[Part of a data file]
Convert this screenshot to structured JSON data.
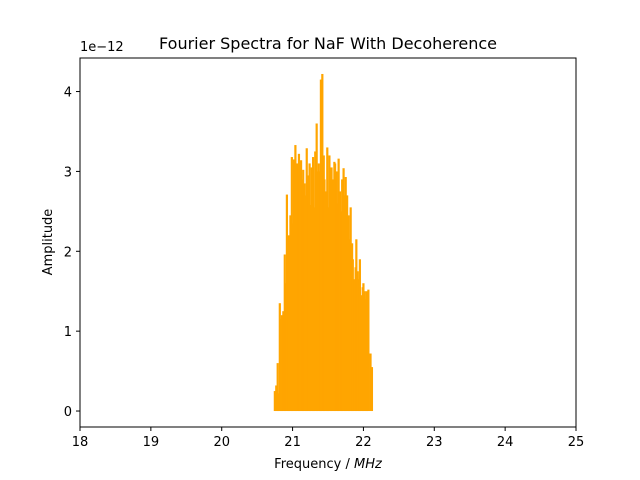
{
  "chart_data": {
    "type": "bar",
    "title": "Fourier Spectra for NaF With Decoherence",
    "xlabel": "Frequency / ",
    "xlabel_unit": "MHz",
    "ylabel": "Amplitude",
    "y_offset_text": "1e−12",
    "xlim": [
      18,
      25
    ],
    "ylim": [
      -0.2,
      4.42
    ],
    "xticks": [
      "18",
      "19",
      "20",
      "21",
      "22",
      "23",
      "24",
      "25"
    ],
    "yticks": [
      "0",
      "1",
      "2",
      "3",
      "4"
    ],
    "bar_color": "#ffa500",
    "grid": false,
    "series": [
      {
        "x": [
          20.75,
          20.77,
          20.79,
          20.8,
          20.82,
          20.84,
          20.85,
          20.87,
          20.89,
          20.9,
          20.92,
          20.94,
          20.95,
          20.97,
          20.99,
          21.0,
          21.02,
          21.04,
          21.05,
          21.07,
          21.09,
          21.1,
          21.12,
          21.14,
          21.15,
          21.17,
          21.19,
          21.2,
          21.22,
          21.24,
          21.25,
          21.27,
          21.29,
          21.3,
          21.32,
          21.34,
          21.35,
          21.37,
          21.39,
          21.4,
          21.42,
          21.44,
          21.45,
          21.47,
          21.49,
          21.5,
          21.52,
          21.54,
          21.55,
          21.57,
          21.59,
          21.6,
          21.62,
          21.64,
          21.65,
          21.67,
          21.69,
          21.7,
          21.72,
          21.74,
          21.75,
          21.77,
          21.79,
          21.8,
          21.82,
          21.84,
          21.85,
          21.87,
          21.89,
          21.9,
          21.92,
          21.94,
          21.95,
          21.97,
          21.99,
          22.0,
          22.02,
          22.04,
          22.05,
          22.07,
          22.1,
          22.12
        ],
        "values": [
          0.25,
          0.32,
          0.6,
          0.22,
          1.35,
          1.15,
          1.2,
          1.25,
          1.96,
          1.6,
          2.71,
          1.75,
          2.2,
          2.45,
          3.18,
          2.35,
          3.15,
          3.33,
          2.6,
          3.1,
          3.22,
          2.95,
          3.14,
          2.9,
          3.02,
          2.85,
          2.7,
          3.29,
          2.95,
          3.1,
          2.58,
          3.05,
          3.18,
          2.55,
          3.25,
          3.6,
          3.0,
          3.1,
          3.0,
          4.15,
          4.22,
          3.2,
          2.9,
          2.75,
          3.3,
          2.55,
          3.2,
          3.0,
          3.05,
          2.9,
          3.12,
          3.1,
          3.0,
          2.6,
          3.16,
          2.75,
          2.5,
          2.9,
          3.04,
          2.7,
          2.93,
          2.7,
          2.45,
          2.15,
          2.55,
          2.1,
          1.9,
          1.65,
          1.8,
          2.15,
          1.75,
          1.65,
          1.9,
          1.45,
          1.55,
          1.6,
          1.5,
          1.4,
          1.5,
          1.52,
          0.72,
          0.55
        ]
      }
    ]
  }
}
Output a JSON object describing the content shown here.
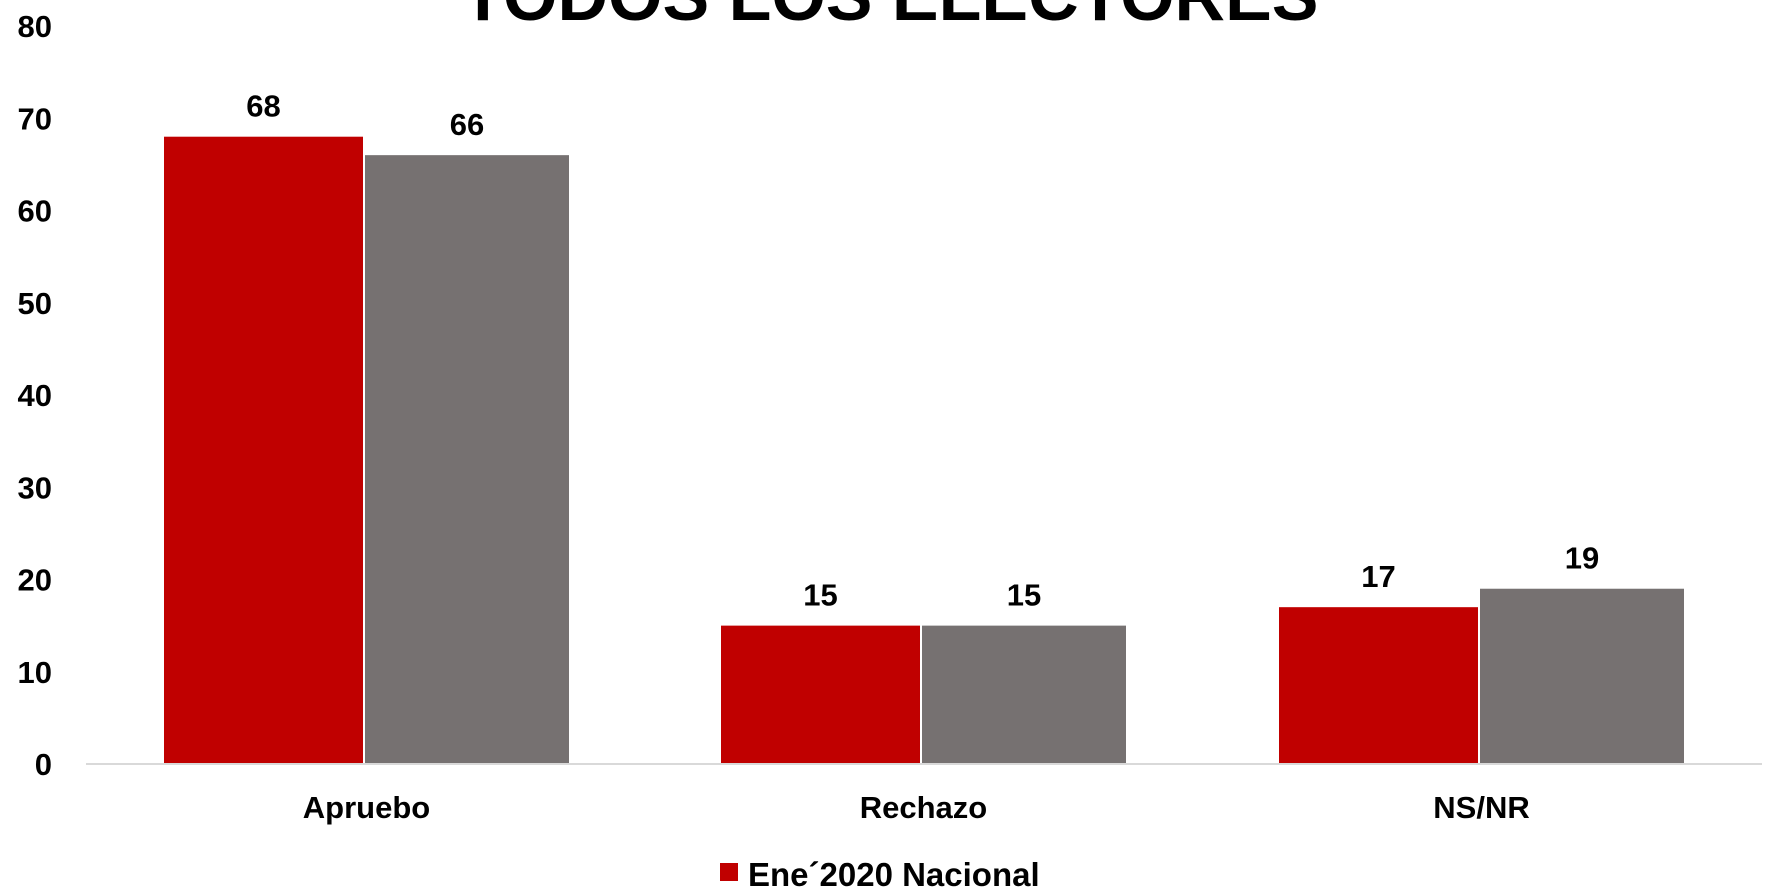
{
  "chart_data": {
    "type": "bar",
    "title": "TODOS LOS ELECTORES",
    "categories": [
      "Apruebo",
      "Rechazo",
      "NS/NR"
    ],
    "series": [
      {
        "name": "Ene´2020 Nacional",
        "values": [
          68,
          15,
          17
        ],
        "color": "#c00000"
      },
      {
        "values": [
          66,
          15,
          19
        ],
        "color": "#767171"
      }
    ],
    "ylim": [
      0,
      80
    ],
    "yticks": [
      0,
      10,
      20,
      30,
      40,
      50,
      60,
      70,
      80
    ],
    "grid": false,
    "legend": "bottom",
    "axis_color": "#d9d9d9"
  }
}
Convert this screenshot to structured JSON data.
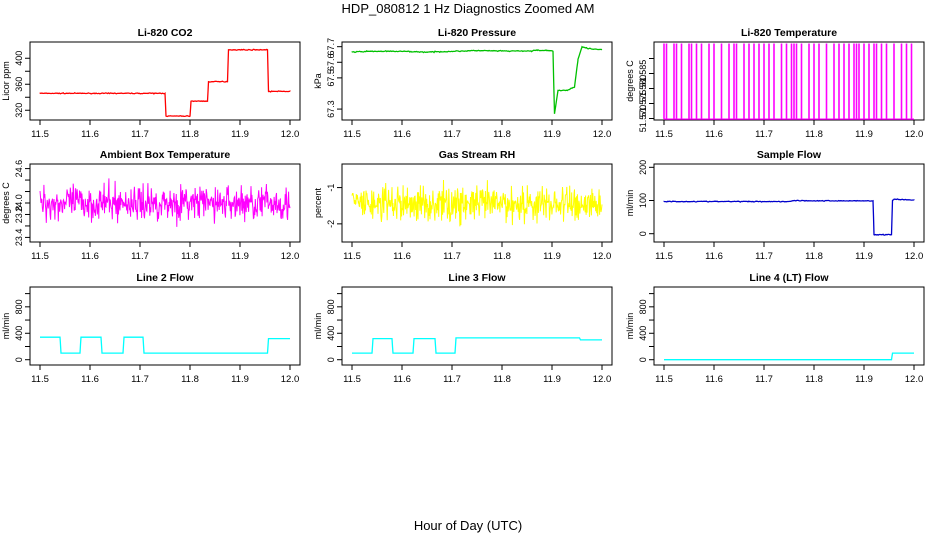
{
  "title": "HDP_080812  1 Hz Diagnostics Zoomed AM",
  "xlabel": "Hour of Day (UTC)",
  "chart_data": [
    {
      "type": "line",
      "title": "Li-820 CO2",
      "ylabel": "Licor ppm",
      "color": "#ff0000",
      "xlim": [
        11.5,
        12.0
      ],
      "ylim": [
        305,
        425
      ],
      "xticks": [
        "11.5",
        "11.6",
        "11.7",
        "11.8",
        "11.9",
        "12.0"
      ],
      "yticks": [
        320,
        340,
        360,
        380,
        400
      ],
      "ytick_labels": [
        "320",
        "",
        "360",
        "",
        "400"
      ],
      "noise": 0.6,
      "x": [
        11.5,
        11.75,
        11.752,
        11.8,
        11.802,
        11.835,
        11.837,
        11.875,
        11.877,
        11.955,
        11.957,
        12.0
      ],
      "y": [
        346,
        346,
        311,
        311,
        334,
        334,
        364,
        364,
        413,
        413,
        349,
        349
      ]
    },
    {
      "type": "line",
      "title": "Li-820 Pressure",
      "ylabel": "kPa",
      "color": "#00c000",
      "xlim": [
        11.5,
        12.0
      ],
      "ylim": [
        67.23,
        67.73
      ],
      "xticks": [
        "11.5",
        "11.6",
        "11.7",
        "11.8",
        "11.9",
        "12.0"
      ],
      "yticks": [
        67.3,
        67.5,
        67.6,
        67.7
      ],
      "ytick_labels": [
        "67.3",
        "67.5",
        "67.6",
        "67.7"
      ],
      "noise": 0.003,
      "x": [
        11.5,
        11.53,
        11.6,
        11.65,
        11.7,
        11.75,
        11.8,
        11.86,
        11.872,
        11.875,
        11.895,
        11.902,
        11.905,
        11.912,
        11.93,
        11.945,
        11.952,
        11.96,
        11.97,
        12.0
      ],
      "y": [
        67.665,
        67.67,
        67.67,
        67.665,
        67.67,
        67.675,
        67.672,
        67.672,
        67.68,
        67.675,
        67.675,
        67.67,
        67.27,
        67.42,
        67.42,
        67.44,
        67.62,
        67.7,
        67.69,
        67.68
      ]
    },
    {
      "type": "spikes",
      "title": "Li-820 Temperature",
      "ylabel": "degrees C",
      "color": "#ff00ff",
      "xlim": [
        11.5,
        12.0
      ],
      "ylim": [
        51.5695,
        51.5955
      ],
      "xticks": [
        "11.5",
        "11.6",
        "11.7",
        "11.8",
        "11.9",
        "12.0"
      ],
      "yticks": [
        51.57,
        51.575,
        51.58,
        51.585,
        51.59
      ],
      "ytick_labels": [
        "51.570",
        "51.575",
        "51.580",
        "51.585",
        ""
      ],
      "base": 51.5698,
      "peak": 51.595,
      "x": [
        11.5,
        11.505,
        11.52,
        11.525,
        11.535,
        11.55,
        11.555,
        11.565,
        11.575,
        11.59,
        11.6,
        11.615,
        11.63,
        11.64,
        11.645,
        11.66,
        11.67,
        11.68,
        11.69,
        11.7,
        11.71,
        11.72,
        11.735,
        11.745,
        11.755,
        11.76,
        11.765,
        11.775,
        11.79,
        11.8,
        11.81,
        11.825,
        11.84,
        11.85,
        11.86,
        11.87,
        11.88,
        11.885,
        11.89,
        11.9,
        11.91,
        11.92,
        11.925,
        11.935,
        11.945,
        11.96,
        11.975,
        11.985,
        11.995
      ]
    },
    {
      "type": "noise",
      "title": "Ambient Box Temperature",
      "ylabel": "degrees C",
      "color": "#ff00ff",
      "xlim": [
        11.5,
        12.0
      ],
      "ylim": [
        23.32,
        24.68
      ],
      "xticks": [
        "11.5",
        "11.6",
        "11.7",
        "11.8",
        "11.9",
        "12.0"
      ],
      "yticks": [
        23.4,
        23.6,
        23.8,
        24.0,
        24.2,
        24.4,
        24.6
      ],
      "ytick_labels": [
        "23.4",
        "",
        "23.8",
        "24.0",
        "",
        "",
        "24.6"
      ],
      "center": 24.0,
      "spread": 0.3,
      "max": 24.6,
      "min": 23.4
    },
    {
      "type": "noise",
      "title": "Gas Stream RH",
      "ylabel": "percent",
      "color": "#ffff00",
      "xlim": [
        11.5,
        12.0
      ],
      "ylim": [
        -2.5,
        -0.35
      ],
      "xticks": [
        "11.5",
        "11.6",
        "11.7",
        "11.8",
        "11.9",
        "12.0"
      ],
      "yticks": [
        -2,
        -1
      ],
      "ytick_labels": [
        "-2",
        "-1"
      ],
      "center": -1.45,
      "spread": 0.5,
      "max": -0.6,
      "min": -2.4
    },
    {
      "type": "line",
      "title": "Sample Flow",
      "ylabel": "ml/min",
      "color": "#0000cc",
      "xlim": [
        11.5,
        12.0
      ],
      "ylim": [
        -25,
        210
      ],
      "xticks": [
        "11.5",
        "11.6",
        "11.7",
        "11.8",
        "11.9",
        "12.0"
      ],
      "yticks": [
        0,
        100,
        200
      ],
      "ytick_labels": [
        "0",
        "100",
        "200"
      ],
      "noise": 1.2,
      "x": [
        11.5,
        11.75,
        11.76,
        11.8,
        11.9,
        11.918,
        11.92,
        11.955,
        11.957,
        11.96,
        12.0
      ],
      "y": [
        97,
        97,
        100,
        99,
        99,
        99,
        -3,
        -3,
        100,
        104,
        101
      ]
    },
    {
      "type": "line",
      "title": "Line 2 Flow",
      "ylabel": "ml/min",
      "color": "#00ffff",
      "xlim": [
        11.5,
        12.0
      ],
      "ylim": [
        -80,
        1100
      ],
      "xticks": [
        "11.5",
        "11.6",
        "11.7",
        "11.8",
        "11.9",
        "12.0"
      ],
      "yticks": [
        0,
        200,
        400,
        600,
        800,
        1000
      ],
      "ytick_labels": [
        "0",
        "",
        "400",
        "",
        "800",
        ""
      ],
      "noise": 0,
      "x": [
        11.5,
        11.54,
        11.542,
        11.58,
        11.582,
        11.622,
        11.624,
        11.666,
        11.668,
        11.706,
        11.708,
        11.955,
        11.957,
        12.0
      ],
      "y": [
        340,
        340,
        100,
        100,
        340,
        340,
        100,
        100,
        340,
        340,
        100,
        100,
        320,
        320
      ]
    },
    {
      "type": "line",
      "title": "Line 3 Flow",
      "ylabel": "ml/min",
      "color": "#00ffff",
      "xlim": [
        11.5,
        12.0
      ],
      "ylim": [
        -80,
        1100
      ],
      "xticks": [
        "11.5",
        "11.6",
        "11.7",
        "11.8",
        "11.9",
        "12.0"
      ],
      "yticks": [
        0,
        200,
        400,
        600,
        800,
        1000
      ],
      "ytick_labels": [
        "0",
        "",
        "400",
        "",
        "800",
        ""
      ],
      "noise": 0,
      "x": [
        11.5,
        11.54,
        11.542,
        11.58,
        11.582,
        11.622,
        11.624,
        11.666,
        11.668,
        11.706,
        11.708,
        11.955,
        11.957,
        12.0
      ],
      "y": [
        100,
        100,
        320,
        320,
        100,
        100,
        320,
        320,
        100,
        100,
        330,
        330,
        300,
        300
      ]
    },
    {
      "type": "line",
      "title": "Line 4 (LT) Flow",
      "ylabel": "ml/min",
      "color": "#00ffff",
      "xlim": [
        11.5,
        12.0
      ],
      "ylim": [
        -80,
        1100
      ],
      "xticks": [
        "11.5",
        "11.6",
        "11.7",
        "11.8",
        "11.9",
        "12.0"
      ],
      "yticks": [
        0,
        200,
        400,
        600,
        800,
        1000
      ],
      "ytick_labels": [
        "0",
        "",
        "400",
        "",
        "800",
        ""
      ],
      "noise": 0,
      "x": [
        11.5,
        11.955,
        11.957,
        12.0
      ],
      "y": [
        0,
        0,
        100,
        100
      ]
    }
  ]
}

_Given problem_
From the listing, tally every line with the word "Temperature" in it and give only the tally.

_Expected answer_
2